▸ **Written request**
Only the pictures are omitted; repeat all other data exactly.

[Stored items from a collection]

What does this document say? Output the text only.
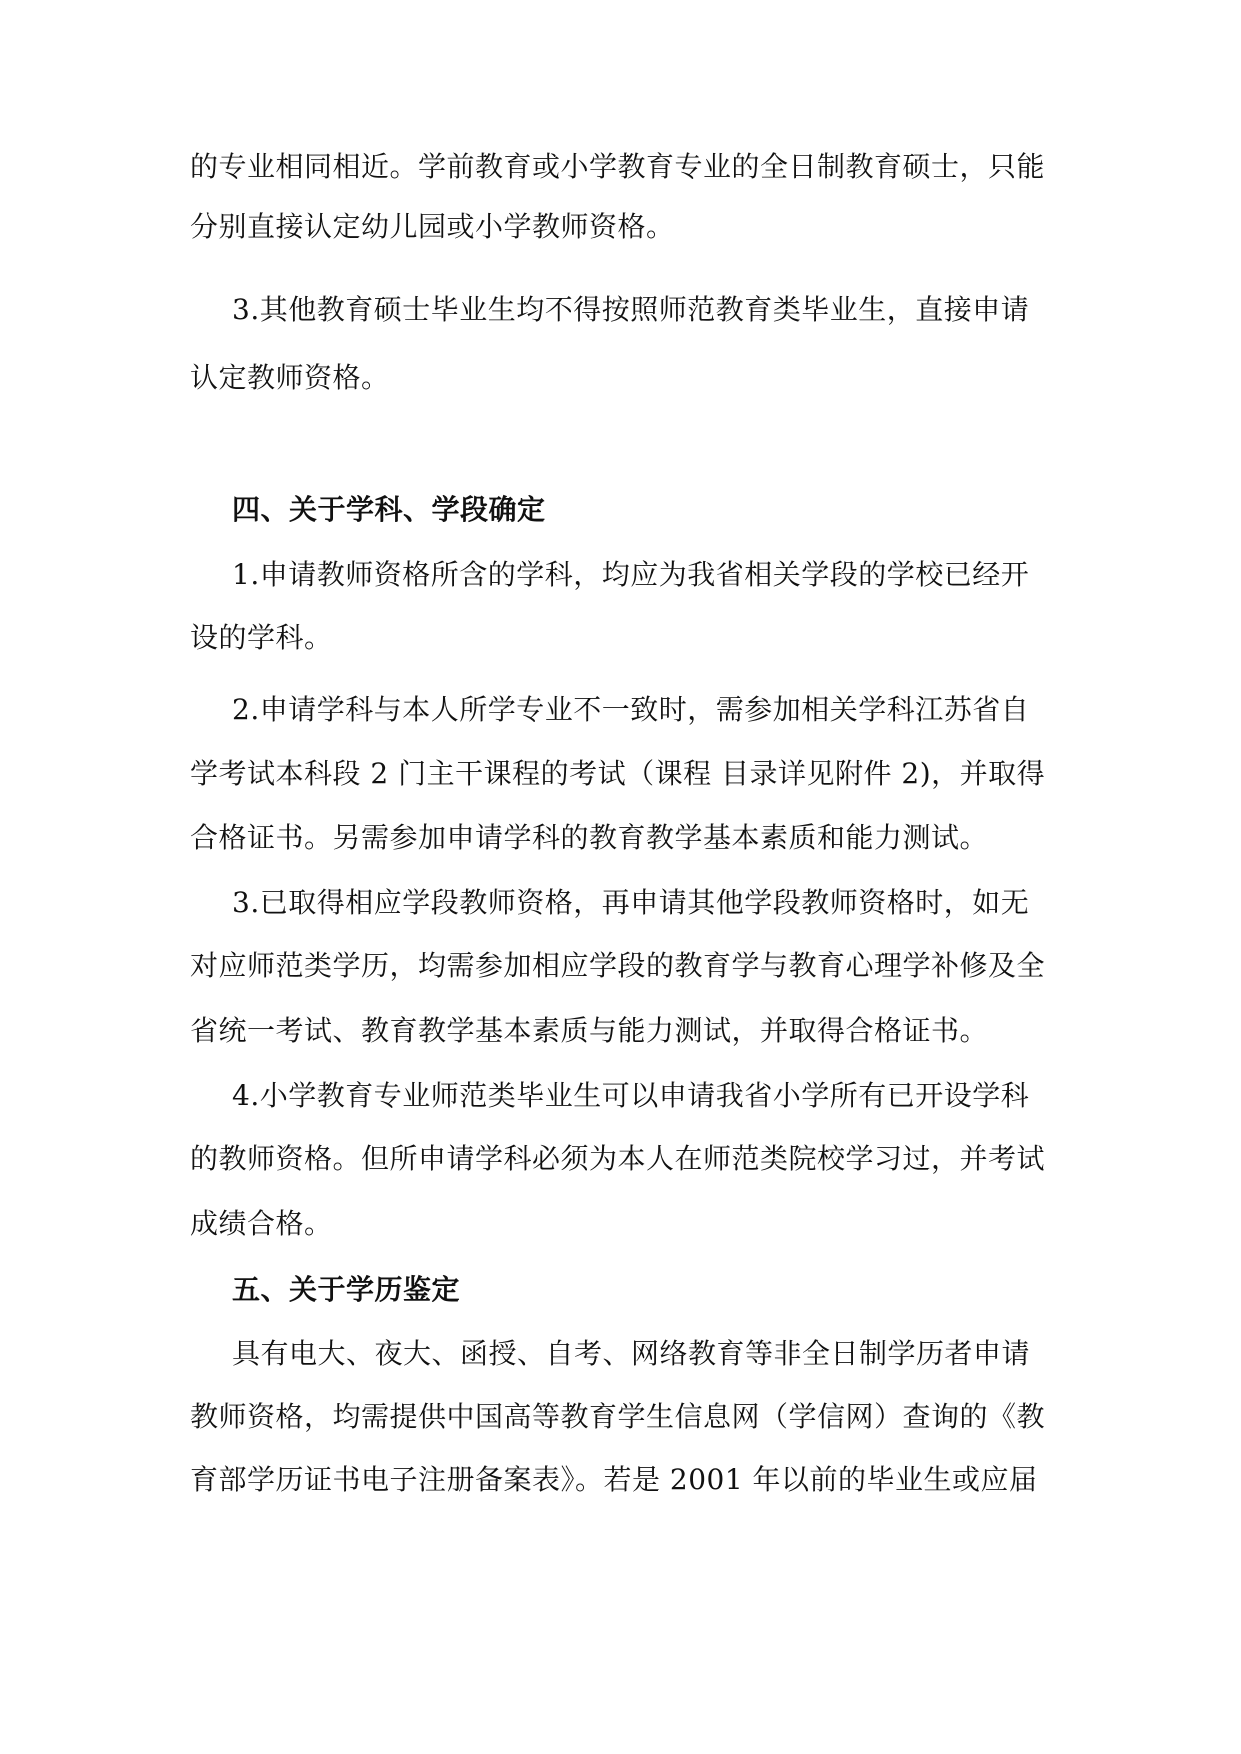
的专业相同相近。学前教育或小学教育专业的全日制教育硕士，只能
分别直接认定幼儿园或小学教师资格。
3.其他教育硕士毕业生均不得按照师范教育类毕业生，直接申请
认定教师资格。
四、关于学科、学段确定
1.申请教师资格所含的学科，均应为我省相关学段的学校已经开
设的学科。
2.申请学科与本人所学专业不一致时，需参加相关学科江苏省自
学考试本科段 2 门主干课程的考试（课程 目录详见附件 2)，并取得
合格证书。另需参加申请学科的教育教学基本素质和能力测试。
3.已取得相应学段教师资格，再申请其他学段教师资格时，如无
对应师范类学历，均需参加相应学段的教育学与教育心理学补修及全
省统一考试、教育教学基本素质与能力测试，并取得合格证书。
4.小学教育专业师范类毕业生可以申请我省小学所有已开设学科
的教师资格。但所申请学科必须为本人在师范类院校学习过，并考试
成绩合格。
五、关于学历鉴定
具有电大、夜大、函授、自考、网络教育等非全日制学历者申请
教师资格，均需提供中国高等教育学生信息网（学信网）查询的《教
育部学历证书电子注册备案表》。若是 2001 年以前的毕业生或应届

▸ **Response to the task**
What does this document say? Output the text only.
的专业相同相近。学前教育或小学教育专业的全日制教育硕士，只能
分别直接认定幼儿园或小学教师资格。
3.其他教育硕士毕业生均不得按照师范教育类毕业生，直接申请
认定教师资格。
四、关于学科、学段确定
1.申请教师资格所含的学科，均应为我省相关学段的学校已经开
设的学科。
2.申请学科与本人所学专业不一致时，需参加相关学科江苏省自
学考试本科段 2 门主干课程的考试（课程 目录详见附件 2)，并取得
合格证书。另需参加申请学科的教育教学基本素质和能力测试。
3.已取得相应学段教师资格，再申请其他学段教师资格时，如无
对应师范类学历，均需参加相应学段的教育学与教育心理学补修及全
省统一考试、教育教学基本素质与能力测试，并取得合格证书。
4.小学教育专业师范类毕业生可以申请我省小学所有已开设学科
的教师资格。但所申请学科必须为本人在师范类院校学习过，并考试
成绩合格。
五、关于学历鉴定
具有电大、夜大、函授、自考、网络教育等非全日制学历者申请
教师资格，均需提供中国高等教育学生信息网（学信网）查询的《教
育部学历证书电子注册备案表》。若是 2001 年以前的毕业生或应届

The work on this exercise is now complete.